• [Instructions for the task]: Pick out all lines of the entries that include the word "zastrzeżeń" and copy them.

• [Data for the task]:
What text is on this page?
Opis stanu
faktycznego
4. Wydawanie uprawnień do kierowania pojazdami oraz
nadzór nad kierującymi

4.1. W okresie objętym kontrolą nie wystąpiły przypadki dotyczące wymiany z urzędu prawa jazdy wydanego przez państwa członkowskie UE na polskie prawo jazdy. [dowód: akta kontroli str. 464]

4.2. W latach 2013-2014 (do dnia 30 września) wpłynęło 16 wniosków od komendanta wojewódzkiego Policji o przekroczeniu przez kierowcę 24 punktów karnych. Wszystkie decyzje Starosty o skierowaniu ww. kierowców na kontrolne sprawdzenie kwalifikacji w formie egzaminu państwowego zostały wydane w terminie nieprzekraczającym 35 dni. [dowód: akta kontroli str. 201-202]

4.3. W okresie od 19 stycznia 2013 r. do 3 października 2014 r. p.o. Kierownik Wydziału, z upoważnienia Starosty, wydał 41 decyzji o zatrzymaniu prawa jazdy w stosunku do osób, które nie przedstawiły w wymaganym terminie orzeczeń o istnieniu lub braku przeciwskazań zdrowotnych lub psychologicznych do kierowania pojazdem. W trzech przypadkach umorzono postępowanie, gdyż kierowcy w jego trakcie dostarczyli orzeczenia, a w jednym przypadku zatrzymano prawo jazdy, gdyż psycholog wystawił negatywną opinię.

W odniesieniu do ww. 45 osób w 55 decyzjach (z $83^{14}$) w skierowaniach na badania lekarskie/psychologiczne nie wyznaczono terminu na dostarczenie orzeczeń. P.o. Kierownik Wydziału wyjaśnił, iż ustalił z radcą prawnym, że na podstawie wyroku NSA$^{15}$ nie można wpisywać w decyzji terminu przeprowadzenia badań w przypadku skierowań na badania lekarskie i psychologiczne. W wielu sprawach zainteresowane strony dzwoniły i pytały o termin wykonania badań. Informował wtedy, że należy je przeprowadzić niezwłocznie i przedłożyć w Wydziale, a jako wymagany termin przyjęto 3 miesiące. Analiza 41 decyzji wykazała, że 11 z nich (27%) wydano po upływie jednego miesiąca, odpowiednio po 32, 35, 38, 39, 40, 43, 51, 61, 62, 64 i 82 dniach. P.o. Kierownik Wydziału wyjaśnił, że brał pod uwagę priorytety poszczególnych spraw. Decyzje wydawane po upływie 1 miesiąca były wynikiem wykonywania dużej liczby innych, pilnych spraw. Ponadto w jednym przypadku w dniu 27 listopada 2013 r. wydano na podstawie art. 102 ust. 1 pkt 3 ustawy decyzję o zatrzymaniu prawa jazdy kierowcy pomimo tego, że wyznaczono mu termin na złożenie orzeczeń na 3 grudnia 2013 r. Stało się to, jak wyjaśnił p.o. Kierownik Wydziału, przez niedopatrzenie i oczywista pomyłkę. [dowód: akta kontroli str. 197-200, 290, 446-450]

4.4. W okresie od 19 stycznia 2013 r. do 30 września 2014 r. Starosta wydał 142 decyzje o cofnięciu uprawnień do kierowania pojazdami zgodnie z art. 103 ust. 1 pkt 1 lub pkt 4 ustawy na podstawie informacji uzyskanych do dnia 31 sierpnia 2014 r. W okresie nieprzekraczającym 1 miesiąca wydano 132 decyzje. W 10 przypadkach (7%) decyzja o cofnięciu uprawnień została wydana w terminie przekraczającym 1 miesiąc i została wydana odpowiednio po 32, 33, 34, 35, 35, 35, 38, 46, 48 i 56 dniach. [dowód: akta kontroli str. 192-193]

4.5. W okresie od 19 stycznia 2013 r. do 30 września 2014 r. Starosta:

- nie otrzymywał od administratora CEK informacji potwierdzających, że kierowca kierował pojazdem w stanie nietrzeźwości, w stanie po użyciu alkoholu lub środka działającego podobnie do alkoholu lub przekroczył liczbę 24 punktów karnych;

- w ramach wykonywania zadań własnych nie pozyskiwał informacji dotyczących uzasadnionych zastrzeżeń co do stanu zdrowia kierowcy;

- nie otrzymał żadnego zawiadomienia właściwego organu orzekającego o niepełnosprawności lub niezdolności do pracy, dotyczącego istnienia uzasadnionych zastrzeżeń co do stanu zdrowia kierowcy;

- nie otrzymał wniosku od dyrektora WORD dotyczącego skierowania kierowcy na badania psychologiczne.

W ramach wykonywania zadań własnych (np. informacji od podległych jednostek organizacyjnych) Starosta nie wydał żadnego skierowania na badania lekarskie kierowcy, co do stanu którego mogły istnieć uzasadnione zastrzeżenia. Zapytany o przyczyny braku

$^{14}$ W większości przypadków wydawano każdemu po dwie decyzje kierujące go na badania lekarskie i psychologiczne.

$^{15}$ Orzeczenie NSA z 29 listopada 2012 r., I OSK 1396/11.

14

• [Reply to the task]:
- w ramach wykonywania zadań własnych nie pozyskiwał informacji dotyczących uzasadnionych zastrzeżeń co do stanu zdrowia kierowcy;
- nie otrzymał żadnego zawiadomienia właściwego organu orzekającego o niepełnosprawności lub niezdolności do pracy, dotyczącego istnienia uzasadnionych zastrzeżeń co do stanu zdrowia kierowcy;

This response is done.